Work to be completed: Copy every line in which the string "фігурок" occurs.

Data excerpts:
# # # # # # #

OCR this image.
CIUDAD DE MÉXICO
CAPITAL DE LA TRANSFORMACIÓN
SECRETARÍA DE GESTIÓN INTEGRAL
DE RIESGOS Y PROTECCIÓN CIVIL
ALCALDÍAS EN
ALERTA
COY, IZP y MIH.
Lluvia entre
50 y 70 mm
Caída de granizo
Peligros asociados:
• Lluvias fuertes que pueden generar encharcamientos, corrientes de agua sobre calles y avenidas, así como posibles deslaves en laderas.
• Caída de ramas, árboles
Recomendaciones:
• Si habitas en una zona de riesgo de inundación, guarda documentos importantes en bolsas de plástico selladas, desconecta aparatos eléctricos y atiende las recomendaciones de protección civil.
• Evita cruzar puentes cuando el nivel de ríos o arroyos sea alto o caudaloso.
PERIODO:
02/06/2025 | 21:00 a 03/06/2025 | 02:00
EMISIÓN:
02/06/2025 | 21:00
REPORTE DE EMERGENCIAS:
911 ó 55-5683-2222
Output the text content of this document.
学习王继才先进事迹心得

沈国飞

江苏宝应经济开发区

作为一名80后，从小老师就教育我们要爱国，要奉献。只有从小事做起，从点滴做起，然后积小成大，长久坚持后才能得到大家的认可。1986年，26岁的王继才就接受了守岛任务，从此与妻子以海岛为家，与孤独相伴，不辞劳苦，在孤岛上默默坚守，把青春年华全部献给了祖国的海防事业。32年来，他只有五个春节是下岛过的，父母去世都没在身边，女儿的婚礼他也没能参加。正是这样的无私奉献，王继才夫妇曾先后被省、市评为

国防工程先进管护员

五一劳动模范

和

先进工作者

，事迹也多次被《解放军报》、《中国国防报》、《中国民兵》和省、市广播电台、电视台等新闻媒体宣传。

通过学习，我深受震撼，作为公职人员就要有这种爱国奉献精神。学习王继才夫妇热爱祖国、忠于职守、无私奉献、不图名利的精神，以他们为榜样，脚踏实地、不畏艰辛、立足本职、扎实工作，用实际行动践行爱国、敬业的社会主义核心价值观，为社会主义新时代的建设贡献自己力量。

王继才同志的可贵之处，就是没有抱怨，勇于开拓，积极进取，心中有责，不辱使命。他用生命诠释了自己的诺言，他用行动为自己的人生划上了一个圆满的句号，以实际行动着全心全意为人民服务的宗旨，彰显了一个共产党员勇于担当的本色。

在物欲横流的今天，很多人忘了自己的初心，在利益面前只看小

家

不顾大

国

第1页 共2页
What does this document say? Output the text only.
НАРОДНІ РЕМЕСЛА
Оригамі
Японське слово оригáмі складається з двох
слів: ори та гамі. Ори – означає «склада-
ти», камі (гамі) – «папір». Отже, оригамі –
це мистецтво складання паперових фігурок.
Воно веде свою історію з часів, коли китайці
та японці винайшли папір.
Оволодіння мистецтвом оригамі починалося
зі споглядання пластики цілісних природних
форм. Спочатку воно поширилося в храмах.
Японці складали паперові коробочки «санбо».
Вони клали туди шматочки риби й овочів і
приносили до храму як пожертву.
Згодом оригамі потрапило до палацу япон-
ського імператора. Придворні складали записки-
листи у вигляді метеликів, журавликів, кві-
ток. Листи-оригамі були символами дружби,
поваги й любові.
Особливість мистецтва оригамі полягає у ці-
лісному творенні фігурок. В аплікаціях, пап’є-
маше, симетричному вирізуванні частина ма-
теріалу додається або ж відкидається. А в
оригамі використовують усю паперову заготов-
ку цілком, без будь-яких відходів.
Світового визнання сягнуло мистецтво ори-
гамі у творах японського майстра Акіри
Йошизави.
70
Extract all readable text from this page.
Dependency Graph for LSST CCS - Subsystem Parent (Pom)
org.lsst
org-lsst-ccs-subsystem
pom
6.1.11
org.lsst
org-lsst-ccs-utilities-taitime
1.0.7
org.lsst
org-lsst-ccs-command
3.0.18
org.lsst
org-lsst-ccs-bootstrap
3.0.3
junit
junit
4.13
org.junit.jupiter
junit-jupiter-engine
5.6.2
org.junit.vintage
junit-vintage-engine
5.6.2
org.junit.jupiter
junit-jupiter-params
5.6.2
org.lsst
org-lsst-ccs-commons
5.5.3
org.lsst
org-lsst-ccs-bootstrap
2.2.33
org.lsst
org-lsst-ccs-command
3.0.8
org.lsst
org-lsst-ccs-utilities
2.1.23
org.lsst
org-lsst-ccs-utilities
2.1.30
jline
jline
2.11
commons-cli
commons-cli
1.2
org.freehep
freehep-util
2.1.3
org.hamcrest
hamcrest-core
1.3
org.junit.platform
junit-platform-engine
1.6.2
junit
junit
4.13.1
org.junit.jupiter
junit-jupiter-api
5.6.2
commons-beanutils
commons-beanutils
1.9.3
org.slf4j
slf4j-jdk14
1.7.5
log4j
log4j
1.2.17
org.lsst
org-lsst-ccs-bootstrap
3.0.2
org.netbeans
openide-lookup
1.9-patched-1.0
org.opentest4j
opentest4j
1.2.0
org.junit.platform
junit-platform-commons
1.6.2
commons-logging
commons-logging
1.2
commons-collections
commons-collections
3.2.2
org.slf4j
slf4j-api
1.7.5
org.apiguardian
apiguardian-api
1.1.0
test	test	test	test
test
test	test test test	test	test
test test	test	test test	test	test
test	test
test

# # # # # # #

Answer to the task:
це мистецтво складання паперових фігурок.
лісному творенні фігурок. В аплікаціях, пап’є-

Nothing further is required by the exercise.